Task objective:
Render the material again word for word, skipping the pictures in it.

-- START Task material --

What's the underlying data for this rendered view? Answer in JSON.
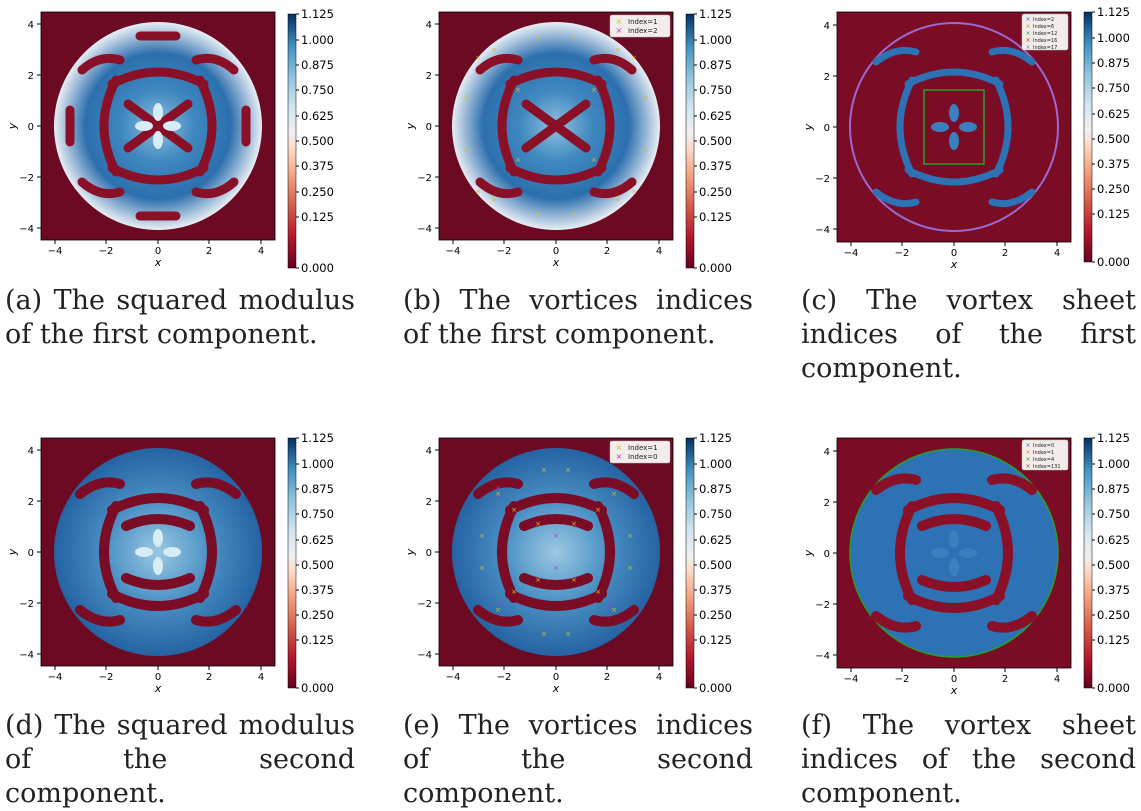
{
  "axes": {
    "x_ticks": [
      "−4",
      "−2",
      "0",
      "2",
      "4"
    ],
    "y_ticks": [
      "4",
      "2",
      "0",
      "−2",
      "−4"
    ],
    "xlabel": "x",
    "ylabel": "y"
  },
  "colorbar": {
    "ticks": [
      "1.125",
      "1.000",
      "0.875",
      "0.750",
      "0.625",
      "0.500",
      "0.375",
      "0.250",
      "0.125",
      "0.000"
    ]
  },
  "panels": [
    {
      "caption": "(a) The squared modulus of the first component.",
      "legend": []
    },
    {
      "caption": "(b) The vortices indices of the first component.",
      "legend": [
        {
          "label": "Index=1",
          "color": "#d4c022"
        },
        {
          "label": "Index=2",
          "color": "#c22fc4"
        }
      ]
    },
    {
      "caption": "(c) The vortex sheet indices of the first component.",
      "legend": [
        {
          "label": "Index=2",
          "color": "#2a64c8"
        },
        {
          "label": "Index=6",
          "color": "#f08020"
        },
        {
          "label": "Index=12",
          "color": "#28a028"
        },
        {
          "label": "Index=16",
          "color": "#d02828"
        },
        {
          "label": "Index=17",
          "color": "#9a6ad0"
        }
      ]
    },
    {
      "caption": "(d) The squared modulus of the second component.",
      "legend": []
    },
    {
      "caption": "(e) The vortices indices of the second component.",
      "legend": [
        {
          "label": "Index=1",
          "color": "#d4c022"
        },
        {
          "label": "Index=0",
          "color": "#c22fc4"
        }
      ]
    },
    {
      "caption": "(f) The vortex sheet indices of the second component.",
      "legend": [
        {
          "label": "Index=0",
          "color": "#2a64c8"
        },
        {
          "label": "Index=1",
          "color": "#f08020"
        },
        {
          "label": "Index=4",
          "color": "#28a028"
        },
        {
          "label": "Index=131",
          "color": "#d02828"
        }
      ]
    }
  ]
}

-- END Task material --

Response:
What's the underlying data for this rendered view? Answer in JSON.
{
  "axes": {
    "x_ticks": [
      "−4",
      "−2",
      "0",
      "2",
      "4"
    ],
    "y_ticks": [
      "4",
      "2",
      "0",
      "−2",
      "−4"
    ],
    "xlabel": "x",
    "ylabel": "y"
  },
  "colorbar": {
    "ticks": [
      "1.125",
      "1.000",
      "0.875",
      "0.750",
      "0.625",
      "0.500",
      "0.375",
      "0.250",
      "0.125",
      "0.000"
    ]
  },
  "panels": [
    {
      "caption": "(a) The squared modulus of the first component.",
      "legend": []
    },
    {
      "caption": "(b) The vortices indices of the first component.",
      "legend": [
        {
          "label": "Index=1",
          "color": "#d4c022"
        },
        {
          "label": "Index=2",
          "color": "#c22fc4"
        }
      ]
    },
    {
      "caption": "(c) The vortex sheet indices of the first component.",
      "legend": [
        {
          "label": "Index=2",
          "color": "#2a64c8"
        },
        {
          "label": "Index=6",
          "color": "#f08020"
        },
        {
          "label": "Index=12",
          "color": "#28a028"
        },
        {
          "label": "Index=16",
          "color": "#d02828"
        },
        {
          "label": "Index=17",
          "color": "#9a6ad0"
        }
      ]
    },
    {
      "caption": "(d) The squared modulus of the second component.",
      "legend": []
    },
    {
      "caption": "(e) The vortices indices of the second component.",
      "legend": [
        {
          "label": "Index=1",
          "color": "#d4c022"
        },
        {
          "label": "Index=0",
          "color": "#c22fc4"
        }
      ]
    },
    {
      "caption": "(f) The vortex sheet indices of the second component.",
      "legend": [
        {
          "label": "Index=0",
          "color": "#2a64c8"
        },
        {
          "label": "Index=1",
          "color": "#f08020"
        },
        {
          "label": "Index=4",
          "color": "#28a028"
        },
        {
          "label": "Index=131",
          "color": "#d02828"
        }
      ]
    }
  ]
}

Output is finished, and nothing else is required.